- **WORK TO BE COMPLETED**
Reproduce the listing below in full and without alteration, apart from its pictures.

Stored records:
==========

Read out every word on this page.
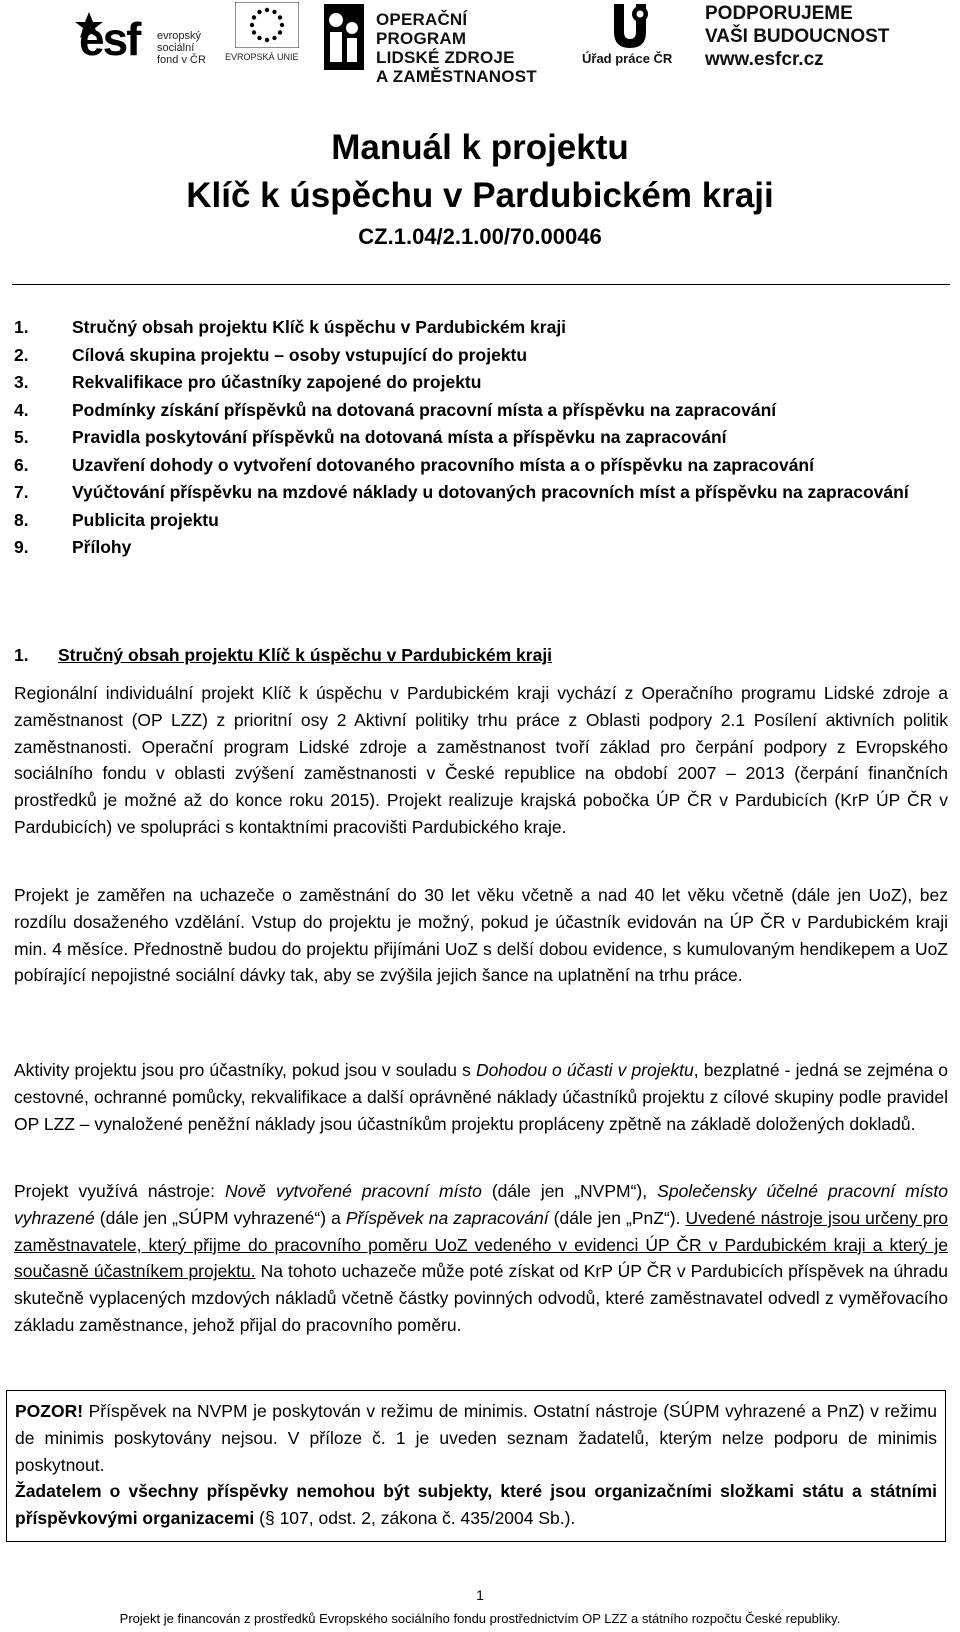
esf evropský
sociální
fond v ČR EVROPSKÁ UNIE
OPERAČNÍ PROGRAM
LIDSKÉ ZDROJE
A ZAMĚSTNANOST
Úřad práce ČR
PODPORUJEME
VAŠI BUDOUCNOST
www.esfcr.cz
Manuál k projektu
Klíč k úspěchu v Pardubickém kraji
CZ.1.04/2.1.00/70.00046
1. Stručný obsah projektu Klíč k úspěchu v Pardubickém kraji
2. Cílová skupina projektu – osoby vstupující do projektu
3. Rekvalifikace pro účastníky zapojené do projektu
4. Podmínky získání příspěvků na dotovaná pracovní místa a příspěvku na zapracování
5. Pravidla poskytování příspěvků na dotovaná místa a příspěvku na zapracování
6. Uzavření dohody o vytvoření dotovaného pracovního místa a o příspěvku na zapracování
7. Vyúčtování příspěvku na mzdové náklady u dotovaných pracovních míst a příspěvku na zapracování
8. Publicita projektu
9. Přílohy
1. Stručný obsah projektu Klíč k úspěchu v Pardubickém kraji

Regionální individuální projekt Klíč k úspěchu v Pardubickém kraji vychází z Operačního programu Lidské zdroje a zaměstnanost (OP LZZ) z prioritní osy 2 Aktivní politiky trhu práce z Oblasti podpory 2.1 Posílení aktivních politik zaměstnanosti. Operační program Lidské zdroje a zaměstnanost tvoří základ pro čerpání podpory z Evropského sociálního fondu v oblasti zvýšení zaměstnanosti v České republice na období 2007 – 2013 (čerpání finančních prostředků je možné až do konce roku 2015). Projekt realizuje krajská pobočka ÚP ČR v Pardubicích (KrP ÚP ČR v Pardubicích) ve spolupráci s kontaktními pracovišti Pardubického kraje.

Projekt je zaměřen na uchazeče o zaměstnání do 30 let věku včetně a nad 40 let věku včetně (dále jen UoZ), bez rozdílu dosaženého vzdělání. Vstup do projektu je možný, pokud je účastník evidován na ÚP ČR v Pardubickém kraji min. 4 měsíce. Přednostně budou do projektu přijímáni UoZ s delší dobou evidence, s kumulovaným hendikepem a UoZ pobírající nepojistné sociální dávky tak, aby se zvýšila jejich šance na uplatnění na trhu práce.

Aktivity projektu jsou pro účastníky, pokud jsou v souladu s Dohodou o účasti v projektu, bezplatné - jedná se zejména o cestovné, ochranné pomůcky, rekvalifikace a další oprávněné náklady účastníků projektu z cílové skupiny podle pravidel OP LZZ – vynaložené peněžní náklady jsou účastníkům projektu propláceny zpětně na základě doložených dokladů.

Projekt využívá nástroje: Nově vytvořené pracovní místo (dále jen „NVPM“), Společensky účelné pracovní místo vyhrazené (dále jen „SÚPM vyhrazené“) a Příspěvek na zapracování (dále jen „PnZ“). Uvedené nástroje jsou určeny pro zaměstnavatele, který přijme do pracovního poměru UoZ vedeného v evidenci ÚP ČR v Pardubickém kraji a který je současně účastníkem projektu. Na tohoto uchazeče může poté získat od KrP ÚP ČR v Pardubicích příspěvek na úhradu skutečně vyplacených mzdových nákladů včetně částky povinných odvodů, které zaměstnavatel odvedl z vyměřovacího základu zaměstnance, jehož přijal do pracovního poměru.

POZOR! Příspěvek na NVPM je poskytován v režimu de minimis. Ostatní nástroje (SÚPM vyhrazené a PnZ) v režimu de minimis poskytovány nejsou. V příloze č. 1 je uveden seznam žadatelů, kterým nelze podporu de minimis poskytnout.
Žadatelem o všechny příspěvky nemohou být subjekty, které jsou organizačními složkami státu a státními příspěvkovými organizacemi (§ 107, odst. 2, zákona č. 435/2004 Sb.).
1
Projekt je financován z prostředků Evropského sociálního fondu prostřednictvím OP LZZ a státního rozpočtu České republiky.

==========

- **CORRECT ANSWER**
Read out every word on this page.
esf evropský
sociální
fond v ČR EVROPSKÁ UNIE
OPERAČNÍ PROGRAM
LIDSKÉ ZDROJE
A ZAMĚSTNANOST
Úřad práce ČR
PODPORUJEME
VAŠI BUDOUCNOST
www.esfcr.cz
Manuál k projektu
Klíč k úspěchu v Pardubickém kraji
CZ.1.04/2.1.00/70.00046
1. Stručný obsah projektu Klíč k úspěchu v Pardubickém kraji
2. Cílová skupina projektu – osoby vstupující do projektu
3. Rekvalifikace pro účastníky zapojené do projektu
4. Podmínky získání příspěvků na dotovaná pracovní místa a příspěvku na zapracování
5. Pravidla poskytování příspěvků na dotovaná místa a příspěvku na zapracování
6. Uzavření dohody o vytvoření dotovaného pracovního místa a o příspěvku na zapracování
7. Vyúčtování příspěvku na mzdové náklady u dotovaných pracovních míst a příspěvku na zapracování
8. Publicita projektu
9. Přílohy
1. Stručný obsah projektu Klíč k úspěchu v Pardubickém kraji

Regionální individuální projekt Klíč k úspěchu v Pardubickém kraji vychází z Operačního programu Lidské zdroje a zaměstnanost (OP LZZ) z prioritní osy 2 Aktivní politiky trhu práce z Oblasti podpory 2.1 Posílení aktivních politik zaměstnanosti. Operační program Lidské zdroje a zaměstnanost tvoří základ pro čerpání podpory z Evropského sociálního fondu v oblasti zvýšení zaměstnanosti v České republice na období 2007 – 2013 (čerpání finančních prostředků je možné až do konce roku 2015). Projekt realizuje krajská pobočka ÚP ČR v Pardubicích (KrP ÚP ČR v Pardubicích) ve spolupráci s kontaktními pracovišti Pardubického kraje.

Projekt je zaměřen na uchazeče o zaměstnání do 30 let věku včetně a nad 40 let věku včetně (dále jen UoZ), bez rozdílu dosaženého vzdělání. Vstup do projektu je možný, pokud je účastník evidován na ÚP ČR v Pardubickém kraji min. 4 měsíce. Přednostně budou do projektu přijímáni UoZ s delší dobou evidence, s kumulovaným hendikepem a UoZ pobírající nepojistné sociální dávky tak, aby se zvýšila jejich šance na uplatnění na trhu práce.

Aktivity projektu jsou pro účastníky, pokud jsou v souladu s Dohodou o účasti v projektu, bezplatné - jedná se zejména o cestovné, ochranné pomůcky, rekvalifikace a další oprávněné náklady účastníků projektu z cílové skupiny podle pravidel OP LZZ – vynaložené peněžní náklady jsou účastníkům projektu propláceny zpětně na základě doložených dokladů.

Projekt využívá nástroje: Nově vytvořené pracovní místo (dále jen „NVPM“), Společensky účelné pracovní místo vyhrazené (dále jen „SÚPM vyhrazené“) a Příspěvek na zapracování (dále jen „PnZ“). Uvedené nástroje jsou určeny pro zaměstnavatele, který přijme do pracovního poměru UoZ vedeného v evidenci ÚP ČR v Pardubickém kraji a který je současně účastníkem projektu. Na tohoto uchazeče může poté získat od KrP ÚP ČR v Pardubicích příspěvek na úhradu skutečně vyplacených mzdových nákladů včetně částky povinných odvodů, které zaměstnavatel odvedl z vyměřovacího základu zaměstnance, jehož přijal do pracovního poměru.

POZOR! Příspěvek na NVPM je poskytován v režimu de minimis. Ostatní nástroje (SÚPM vyhrazené a PnZ) v režimu de minimis poskytovány nejsou. V příloze č. 1 je uveden seznam žadatelů, kterým nelze podporu de minimis poskytnout.
Žadatelem o všechny příspěvky nemohou být subjekty, které jsou organizačními složkami státu a státními příspěvkovými organizacemi (§ 107, odst. 2, zákona č. 435/2004 Sb.).
1
Projekt je financován z prostředků Evropského sociálního fondu prostřednictvím OP LZZ a státního rozpočtu České republiky.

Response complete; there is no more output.